What is required:
Go over the entries below line by line, copying each one that contains the word "博世康BOSCO".

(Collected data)
━━━━━━━━━━━━━━━━
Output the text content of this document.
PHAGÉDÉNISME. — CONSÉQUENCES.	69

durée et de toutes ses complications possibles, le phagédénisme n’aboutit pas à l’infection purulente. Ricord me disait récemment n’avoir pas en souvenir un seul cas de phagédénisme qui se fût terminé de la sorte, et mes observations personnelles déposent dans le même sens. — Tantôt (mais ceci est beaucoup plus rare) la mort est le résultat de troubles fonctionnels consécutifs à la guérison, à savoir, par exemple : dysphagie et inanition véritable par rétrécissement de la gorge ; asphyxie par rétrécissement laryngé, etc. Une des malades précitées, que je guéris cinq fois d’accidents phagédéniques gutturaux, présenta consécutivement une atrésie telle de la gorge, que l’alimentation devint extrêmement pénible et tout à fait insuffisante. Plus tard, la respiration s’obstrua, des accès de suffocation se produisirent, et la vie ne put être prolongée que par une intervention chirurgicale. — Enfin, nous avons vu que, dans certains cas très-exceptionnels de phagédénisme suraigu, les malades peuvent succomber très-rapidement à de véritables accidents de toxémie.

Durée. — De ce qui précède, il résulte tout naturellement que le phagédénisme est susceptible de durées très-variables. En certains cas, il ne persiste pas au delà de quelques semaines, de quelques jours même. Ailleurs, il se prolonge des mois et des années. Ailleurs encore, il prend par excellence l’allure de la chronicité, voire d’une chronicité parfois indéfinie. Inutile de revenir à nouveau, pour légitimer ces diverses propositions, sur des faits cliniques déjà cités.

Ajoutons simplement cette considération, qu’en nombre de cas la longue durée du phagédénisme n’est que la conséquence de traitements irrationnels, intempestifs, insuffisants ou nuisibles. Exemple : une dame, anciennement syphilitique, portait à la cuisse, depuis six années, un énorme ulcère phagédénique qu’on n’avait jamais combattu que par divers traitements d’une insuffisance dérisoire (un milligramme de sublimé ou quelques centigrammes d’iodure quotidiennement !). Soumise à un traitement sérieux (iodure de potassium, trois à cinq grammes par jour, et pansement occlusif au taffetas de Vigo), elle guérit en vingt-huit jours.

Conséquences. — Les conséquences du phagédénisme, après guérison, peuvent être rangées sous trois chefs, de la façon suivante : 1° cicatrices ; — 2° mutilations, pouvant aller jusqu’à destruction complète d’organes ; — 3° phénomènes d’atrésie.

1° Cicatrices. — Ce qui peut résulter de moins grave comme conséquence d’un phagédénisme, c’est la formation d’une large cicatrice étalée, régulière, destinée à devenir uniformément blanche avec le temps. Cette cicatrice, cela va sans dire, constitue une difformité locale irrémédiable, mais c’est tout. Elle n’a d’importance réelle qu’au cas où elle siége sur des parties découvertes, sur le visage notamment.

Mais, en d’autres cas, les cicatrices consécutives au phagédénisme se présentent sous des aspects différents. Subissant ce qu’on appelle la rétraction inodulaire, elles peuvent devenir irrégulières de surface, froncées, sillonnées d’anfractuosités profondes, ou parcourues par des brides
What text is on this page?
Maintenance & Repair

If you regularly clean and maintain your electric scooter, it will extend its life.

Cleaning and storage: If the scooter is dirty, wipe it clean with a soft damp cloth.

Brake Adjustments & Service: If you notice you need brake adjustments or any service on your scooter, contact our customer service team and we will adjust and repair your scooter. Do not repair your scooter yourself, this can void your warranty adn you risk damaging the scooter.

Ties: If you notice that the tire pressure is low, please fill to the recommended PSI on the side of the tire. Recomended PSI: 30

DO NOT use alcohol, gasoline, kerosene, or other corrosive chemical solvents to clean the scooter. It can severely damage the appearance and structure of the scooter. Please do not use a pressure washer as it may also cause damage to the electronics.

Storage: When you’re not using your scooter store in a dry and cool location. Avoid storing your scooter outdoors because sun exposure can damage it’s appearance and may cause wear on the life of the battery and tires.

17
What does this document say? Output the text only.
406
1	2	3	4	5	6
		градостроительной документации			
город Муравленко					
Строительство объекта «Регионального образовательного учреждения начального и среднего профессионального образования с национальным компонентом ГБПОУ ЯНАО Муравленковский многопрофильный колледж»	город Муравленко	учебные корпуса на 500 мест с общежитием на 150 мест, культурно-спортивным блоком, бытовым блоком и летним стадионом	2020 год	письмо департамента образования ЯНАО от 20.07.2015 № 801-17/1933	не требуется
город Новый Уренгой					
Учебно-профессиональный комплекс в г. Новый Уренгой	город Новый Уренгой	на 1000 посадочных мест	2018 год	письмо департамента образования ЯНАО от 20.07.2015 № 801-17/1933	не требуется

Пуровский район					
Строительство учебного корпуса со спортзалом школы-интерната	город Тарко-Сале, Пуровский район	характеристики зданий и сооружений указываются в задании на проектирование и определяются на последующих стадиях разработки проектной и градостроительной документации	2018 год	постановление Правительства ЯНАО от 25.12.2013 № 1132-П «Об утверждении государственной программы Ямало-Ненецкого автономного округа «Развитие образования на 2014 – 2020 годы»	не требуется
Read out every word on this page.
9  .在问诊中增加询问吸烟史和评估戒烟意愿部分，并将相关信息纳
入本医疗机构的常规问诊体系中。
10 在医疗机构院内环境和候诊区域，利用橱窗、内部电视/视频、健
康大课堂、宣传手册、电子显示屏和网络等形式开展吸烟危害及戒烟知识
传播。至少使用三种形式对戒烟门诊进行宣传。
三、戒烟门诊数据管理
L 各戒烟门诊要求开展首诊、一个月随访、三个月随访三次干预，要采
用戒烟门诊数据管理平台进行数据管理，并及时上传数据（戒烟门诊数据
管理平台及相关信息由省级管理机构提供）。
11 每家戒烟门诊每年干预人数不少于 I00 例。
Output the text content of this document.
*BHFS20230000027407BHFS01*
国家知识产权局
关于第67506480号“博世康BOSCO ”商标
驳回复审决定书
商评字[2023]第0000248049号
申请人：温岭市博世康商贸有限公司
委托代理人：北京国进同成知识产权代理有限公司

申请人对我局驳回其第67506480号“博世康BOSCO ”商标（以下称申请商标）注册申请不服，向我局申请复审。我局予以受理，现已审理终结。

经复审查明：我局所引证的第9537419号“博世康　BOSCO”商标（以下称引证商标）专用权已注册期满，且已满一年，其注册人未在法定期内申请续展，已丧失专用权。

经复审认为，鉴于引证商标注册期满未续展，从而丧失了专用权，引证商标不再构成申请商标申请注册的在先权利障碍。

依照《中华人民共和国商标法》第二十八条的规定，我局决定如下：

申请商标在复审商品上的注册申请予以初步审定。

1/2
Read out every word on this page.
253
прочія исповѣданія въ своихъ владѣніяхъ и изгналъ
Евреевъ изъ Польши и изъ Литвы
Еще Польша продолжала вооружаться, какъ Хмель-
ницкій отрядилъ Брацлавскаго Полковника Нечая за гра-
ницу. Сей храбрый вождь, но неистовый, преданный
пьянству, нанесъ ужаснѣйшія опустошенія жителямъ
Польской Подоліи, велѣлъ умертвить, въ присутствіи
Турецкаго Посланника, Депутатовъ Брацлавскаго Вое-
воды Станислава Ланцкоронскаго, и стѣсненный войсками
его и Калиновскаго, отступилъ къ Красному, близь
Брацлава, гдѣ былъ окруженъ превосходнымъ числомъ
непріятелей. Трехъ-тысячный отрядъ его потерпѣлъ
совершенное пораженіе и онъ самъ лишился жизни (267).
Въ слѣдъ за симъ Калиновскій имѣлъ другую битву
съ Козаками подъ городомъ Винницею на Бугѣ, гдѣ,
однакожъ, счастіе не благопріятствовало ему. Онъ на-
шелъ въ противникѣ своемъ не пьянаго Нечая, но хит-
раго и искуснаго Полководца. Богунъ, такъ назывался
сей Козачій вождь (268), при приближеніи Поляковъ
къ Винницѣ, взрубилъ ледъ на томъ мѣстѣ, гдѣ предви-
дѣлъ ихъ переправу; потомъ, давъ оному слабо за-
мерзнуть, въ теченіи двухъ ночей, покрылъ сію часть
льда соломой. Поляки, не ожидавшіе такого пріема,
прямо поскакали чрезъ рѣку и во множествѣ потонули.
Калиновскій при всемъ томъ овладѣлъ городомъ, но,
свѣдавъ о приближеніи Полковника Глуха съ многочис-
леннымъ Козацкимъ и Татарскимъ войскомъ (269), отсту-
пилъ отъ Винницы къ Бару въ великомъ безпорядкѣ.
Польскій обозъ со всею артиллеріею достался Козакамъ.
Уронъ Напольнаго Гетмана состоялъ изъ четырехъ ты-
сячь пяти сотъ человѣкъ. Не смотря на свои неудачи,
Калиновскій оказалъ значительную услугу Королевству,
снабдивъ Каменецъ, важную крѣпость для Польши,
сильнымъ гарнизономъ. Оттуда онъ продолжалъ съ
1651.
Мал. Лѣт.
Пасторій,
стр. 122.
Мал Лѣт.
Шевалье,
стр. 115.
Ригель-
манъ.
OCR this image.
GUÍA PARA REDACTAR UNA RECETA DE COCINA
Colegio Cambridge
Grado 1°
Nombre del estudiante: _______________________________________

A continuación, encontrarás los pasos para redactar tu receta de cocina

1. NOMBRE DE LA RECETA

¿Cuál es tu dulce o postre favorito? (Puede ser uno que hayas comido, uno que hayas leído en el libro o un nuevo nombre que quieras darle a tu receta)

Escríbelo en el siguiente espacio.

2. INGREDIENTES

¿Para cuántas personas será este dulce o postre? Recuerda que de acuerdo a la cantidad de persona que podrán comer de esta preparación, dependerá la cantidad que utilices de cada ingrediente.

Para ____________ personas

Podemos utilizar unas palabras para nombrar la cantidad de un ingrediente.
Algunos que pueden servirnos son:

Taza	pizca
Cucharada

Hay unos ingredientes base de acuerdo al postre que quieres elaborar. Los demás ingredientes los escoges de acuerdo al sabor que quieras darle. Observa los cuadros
━━━━━━━━━━━━━━━━
Completed exercise:
关于第67506480号“博世康BOSCO ”商标
申请人对我局驳回其第67506480号“博世康BOSCO ”商标（以下称申请商标）注册申请不服，向我局申请复审。我局予以受理，现已审理终结。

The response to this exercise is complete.